╭─ Entries supplied

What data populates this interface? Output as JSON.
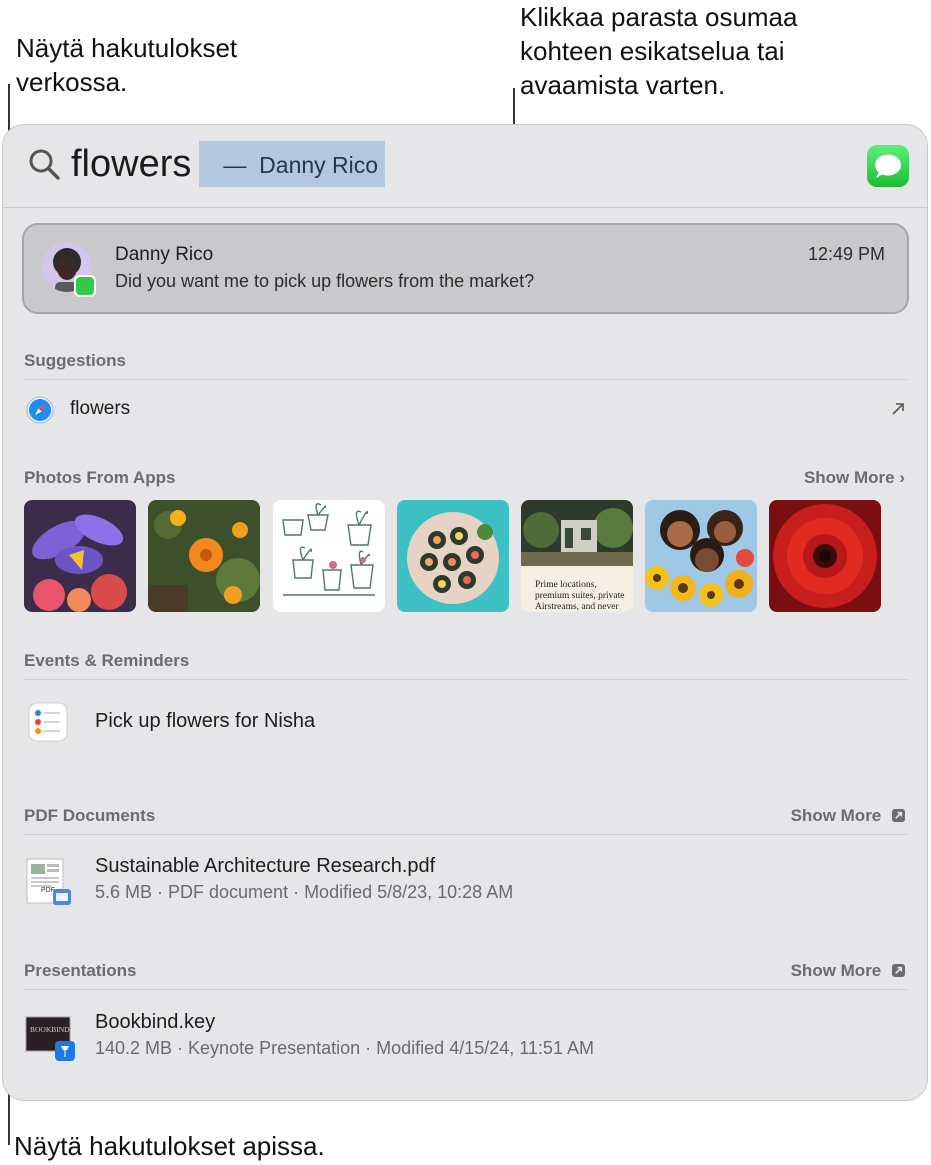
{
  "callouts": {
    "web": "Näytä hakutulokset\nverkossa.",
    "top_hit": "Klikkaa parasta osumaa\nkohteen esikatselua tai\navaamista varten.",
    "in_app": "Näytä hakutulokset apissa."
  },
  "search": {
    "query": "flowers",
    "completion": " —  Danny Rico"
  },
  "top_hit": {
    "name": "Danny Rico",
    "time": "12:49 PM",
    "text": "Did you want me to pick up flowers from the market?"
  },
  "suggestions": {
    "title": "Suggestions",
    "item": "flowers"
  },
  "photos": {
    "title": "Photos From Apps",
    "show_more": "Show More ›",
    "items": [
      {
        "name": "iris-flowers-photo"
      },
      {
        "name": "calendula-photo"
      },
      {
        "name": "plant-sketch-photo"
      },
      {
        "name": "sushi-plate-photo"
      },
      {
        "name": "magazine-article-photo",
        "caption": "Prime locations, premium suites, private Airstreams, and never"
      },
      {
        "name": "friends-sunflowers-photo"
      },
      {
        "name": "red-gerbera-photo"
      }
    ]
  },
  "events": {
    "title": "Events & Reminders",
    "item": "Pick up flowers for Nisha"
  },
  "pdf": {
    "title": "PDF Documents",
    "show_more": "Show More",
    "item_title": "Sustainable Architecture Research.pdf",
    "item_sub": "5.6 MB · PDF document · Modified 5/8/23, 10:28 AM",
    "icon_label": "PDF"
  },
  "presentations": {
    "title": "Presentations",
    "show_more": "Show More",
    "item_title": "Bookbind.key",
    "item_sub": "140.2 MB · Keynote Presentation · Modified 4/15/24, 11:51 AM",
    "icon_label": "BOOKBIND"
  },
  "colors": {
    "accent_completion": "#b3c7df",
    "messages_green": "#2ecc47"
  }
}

╰─

» **What needs to be done**
Give the number of lines in the data that contain "Näytä", with no other words.

» **Task answer**
2